Among the lines of this listing, determine how many contain the string "Budgets". Answer with the number only.

Stored data:
>>>>>

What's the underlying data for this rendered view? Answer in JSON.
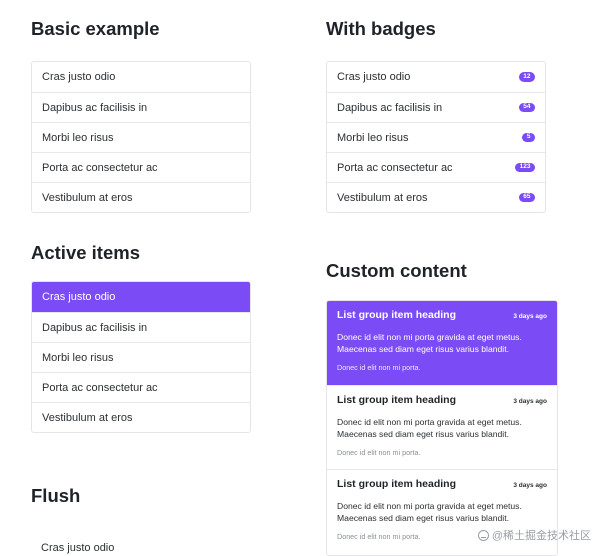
{
  "basic": {
    "title": "Basic example",
    "items": [
      "Cras justo odio",
      "Dapibus ac facilisis in",
      "Morbi leo risus",
      "Porta ac consectetur ac",
      "Vestibulum at eros"
    ]
  },
  "badges": {
    "title": "With badges",
    "items": [
      {
        "label": "Cras justo odio",
        "badge": "12"
      },
      {
        "label": "Dapibus ac facilisis in",
        "badge": "54"
      },
      {
        "label": "Morbi leo risus",
        "badge": "5"
      },
      {
        "label": "Porta ac consectetur ac",
        "badge": "123"
      },
      {
        "label": "Vestibulum at eros",
        "badge": "65"
      }
    ]
  },
  "active": {
    "title": "Active items",
    "items": [
      "Cras justo odio",
      "Dapibus ac facilisis in",
      "Morbi leo risus",
      "Porta ac consectetur ac",
      "Vestibulum at eros"
    ],
    "active_index": 0
  },
  "custom": {
    "title": "Custom content",
    "items": [
      {
        "heading": "List group item heading",
        "time": "3 days ago",
        "body": "Donec id elit non mi porta gravida at eget metus. Maecenas sed diam eget risus varius blandit.",
        "small": "Donec id elit non mi porta."
      },
      {
        "heading": "List group item heading",
        "time": "3 days ago",
        "body": "Donec id elit non mi porta gravida at eget metus. Maecenas sed diam eget risus varius blandit.",
        "small": "Donec id elit non mi porta."
      },
      {
        "heading": "List group item heading",
        "time": "3 days ago",
        "body": "Donec id elit non mi porta gravida at eget metus. Maecenas sed diam eget risus varius blandit.",
        "small": "Donec id elit non mi porta."
      }
    ]
  },
  "flush": {
    "title": "Flush",
    "items": [
      "Cras justo odio"
    ]
  },
  "watermark": {
    "text": "@稀土掘金技术社区"
  },
  "colors": {
    "accent": "#7b4cf5",
    "border": "#e3e5e8",
    "text": "#212529"
  }
}
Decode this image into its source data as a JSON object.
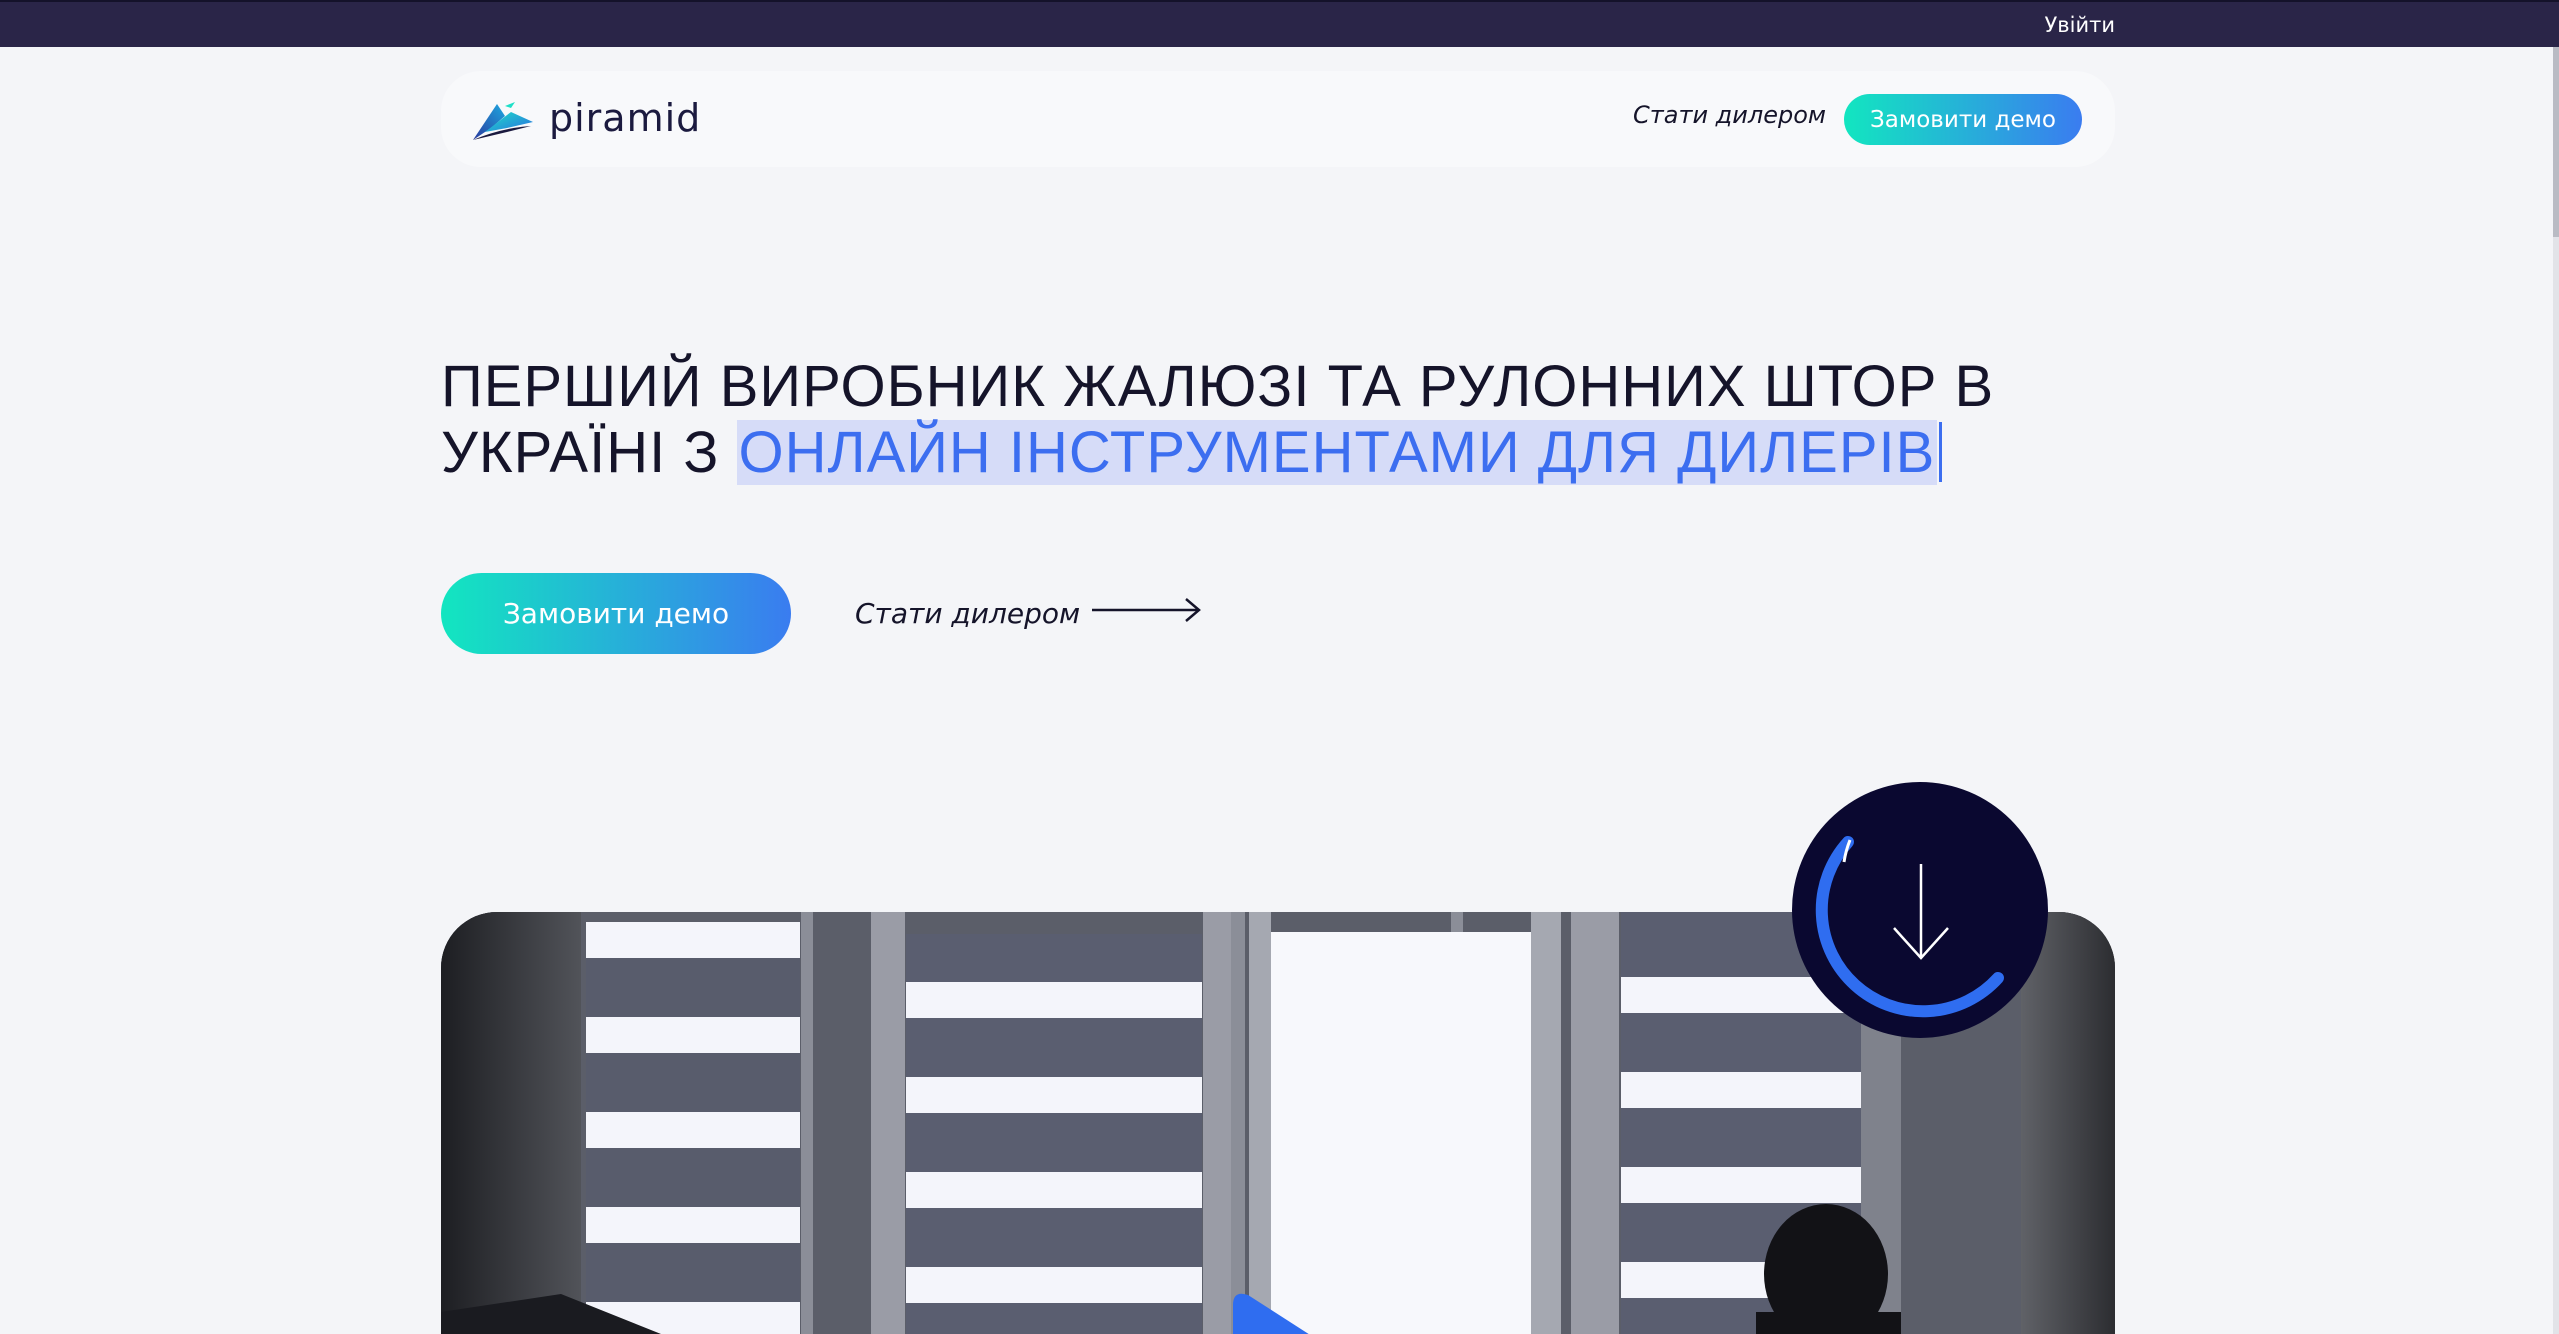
{
  "topbar": {
    "login_label": "Увійти"
  },
  "navbar": {
    "logo_text": "piramid",
    "dealer_link": "Стати дилером",
    "demo_button": "Замовити демо"
  },
  "hero": {
    "title_plain": "ПЕРШИЙ ВИРОБНИК ЖАЛЮЗІ ТА РУЛОННИХ ШТОР В УКРАЇНІ З ",
    "title_highlight": "ОНЛАЙН ІНСТРУМЕНТАМИ ДЛЯ ДИЛЕРІВ",
    "demo_button": "Замовити демо",
    "dealer_link": "Стати дилером"
  },
  "colors": {
    "topbar_bg": "#2a2548",
    "page_bg": "#f4f5f8",
    "accent_gradient_start": "#12e6c0",
    "accent_gradient_end": "#3a7cf0",
    "highlight_text": "#3c6ef0",
    "highlight_bg": "#d6dcf8",
    "badge_bg": "#0a0830"
  },
  "icons": {
    "logo": "piramid-logo-icon",
    "arrow": "arrow-right-icon",
    "scroll": "arrow-down-icon",
    "play": "play-icon"
  }
}
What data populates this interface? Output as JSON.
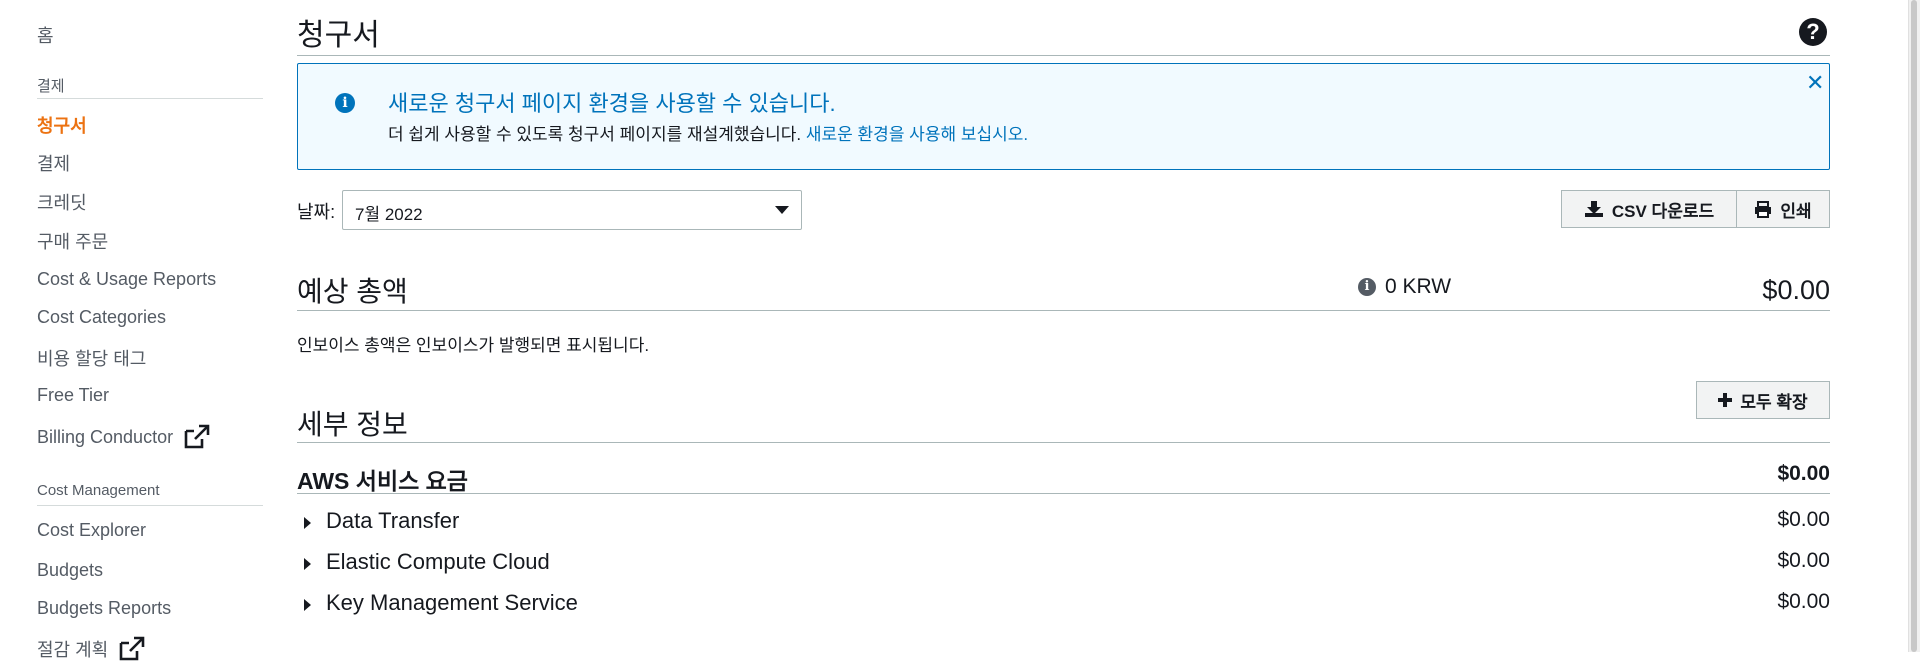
{
  "sidebar": {
    "home": "홈",
    "section_billing": "결제",
    "items": [
      {
        "label": "청구서",
        "active": true
      },
      {
        "label": "결제"
      },
      {
        "label": "크레딧"
      },
      {
        "label": "구매 주문"
      },
      {
        "label": "Cost & Usage Reports"
      },
      {
        "label": "Cost Categories"
      },
      {
        "label": "비용 할당 태그"
      },
      {
        "label": "Free Tier"
      },
      {
        "label": "Billing Conductor",
        "external": true
      }
    ],
    "section_cost_management": "Cost Management",
    "cm_items": [
      {
        "label": "Cost Explorer"
      },
      {
        "label": "Budgets"
      },
      {
        "label": "Budgets Reports"
      },
      {
        "label": "절감 계획",
        "external": true
      }
    ]
  },
  "page": {
    "title": "청구서"
  },
  "banner": {
    "title": "새로운 청구서 페이지 환경을 사용할 수 있습니다.",
    "text": "더 쉽게 사용할 수 있도록 청구서 페이지를 재설계했습니다.",
    "link": "새로운 환경을 사용해 보십시오."
  },
  "date_filter": {
    "label": "날짜:",
    "value": "7월 2022"
  },
  "actions": {
    "csv_download": "CSV 다운로드",
    "print": "인쇄",
    "expand_all": "모두 확장"
  },
  "estimated_total": {
    "title": "예상 총액",
    "krw": "0 KRW",
    "amount": "$0.00",
    "note": "인보이스 총액은 인보이스가 발행되면 표시됩니다."
  },
  "details": {
    "title": "세부 정보",
    "aws_services_label": "AWS 서비스 요금",
    "aws_services_amount": "$0.00",
    "services": [
      {
        "name": "Data Transfer",
        "amount": "$0.00"
      },
      {
        "name": "Elastic Compute Cloud",
        "amount": "$0.00"
      },
      {
        "name": "Key Management Service",
        "amount": "$0.00"
      }
    ]
  },
  "colors": {
    "accent_orange": "#ec7211",
    "link_blue": "#0073bb",
    "banner_bg": "#f1faff"
  }
}
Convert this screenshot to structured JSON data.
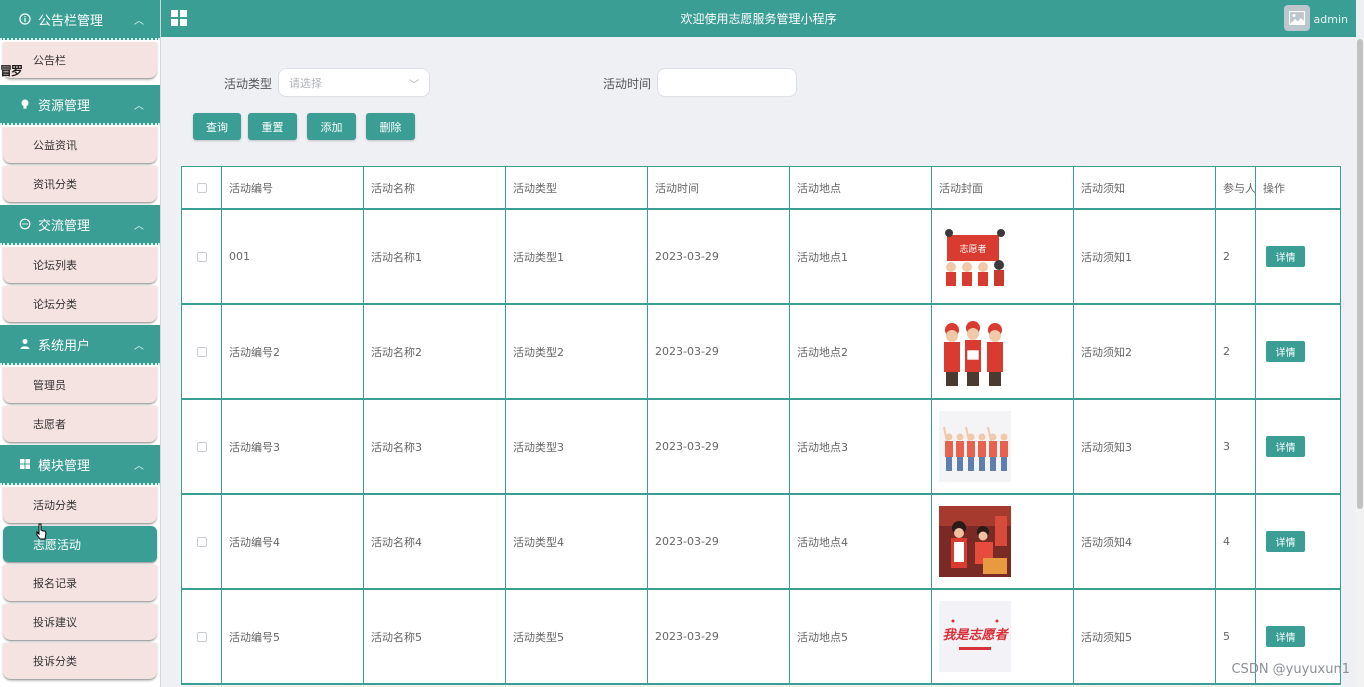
{
  "header": {
    "title": "欢迎使用志愿服务管理小程序",
    "username": "admin"
  },
  "stray_text": "冒罗",
  "sidebar": {
    "groups": [
      {
        "label": "公告栏管理",
        "icon": "info-circle-icon",
        "items": [
          {
            "label": "公告栏"
          }
        ]
      },
      {
        "label": "资源管理",
        "icon": "lightbulb-icon",
        "items": [
          {
            "label": "公益资讯"
          },
          {
            "label": "资讯分类"
          }
        ]
      },
      {
        "label": "交流管理",
        "icon": "chat-bubble-icon",
        "items": [
          {
            "label": "论坛列表"
          },
          {
            "label": "论坛分类"
          }
        ]
      },
      {
        "label": "系统用户",
        "icon": "user-icon",
        "items": [
          {
            "label": "管理员"
          },
          {
            "label": "志愿者"
          }
        ]
      },
      {
        "label": "模块管理",
        "icon": "grid-icon",
        "items": [
          {
            "label": "活动分类"
          },
          {
            "label": "志愿活动",
            "active": true
          },
          {
            "label": "报名记录"
          },
          {
            "label": "投诉建议"
          },
          {
            "label": "投诉分类"
          }
        ]
      }
    ]
  },
  "search": {
    "type_label": "活动类型",
    "type_placeholder": "请选择",
    "time_label": "活动时间",
    "time_value": ""
  },
  "buttons": {
    "query": "查询",
    "reset": "重置",
    "add": "添加",
    "delete": "删除"
  },
  "table": {
    "columns": [
      "活动编号",
      "活动名称",
      "活动类型",
      "活动时间",
      "活动地点",
      "活动封面",
      "活动须知",
      "参与人数",
      "操作"
    ],
    "detail_label": "详情",
    "rows": [
      {
        "id": "001",
        "name": "活动名称1",
        "type": "活动类型1",
        "time": "2023-03-29",
        "place": "活动地点1",
        "notice": "活动须知1",
        "count": "2"
      },
      {
        "id": "活动编号2",
        "name": "活动名称2",
        "type": "活动类型2",
        "time": "2023-03-29",
        "place": "活动地点2",
        "notice": "活动须知2",
        "count": "2"
      },
      {
        "id": "活动编号3",
        "name": "活动名称3",
        "type": "活动类型3",
        "time": "2023-03-29",
        "place": "活动地点3",
        "notice": "活动须知3",
        "count": "3"
      },
      {
        "id": "活动编号4",
        "name": "活动名称4",
        "type": "活动类型4",
        "time": "2023-03-29",
        "place": "活动地点4",
        "notice": "活动须知4",
        "count": "4"
      },
      {
        "id": "活动编号5",
        "name": "活动名称5",
        "type": "活动类型5",
        "time": "2023-03-29",
        "place": "活动地点5",
        "notice": "活动须知5",
        "count": "5"
      }
    ]
  },
  "cover_texts": {
    "row1_banner": "志愿者",
    "row5_slogan": "我是志愿者"
  },
  "watermark": "CSDN @yuyuxun1",
  "colors": {
    "primary": "#3a9e95",
    "menu_item_bg": "#f5e3e1",
    "page_bg": "#eef0f4"
  }
}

<<<<<

FINISHED EXERCISE: 2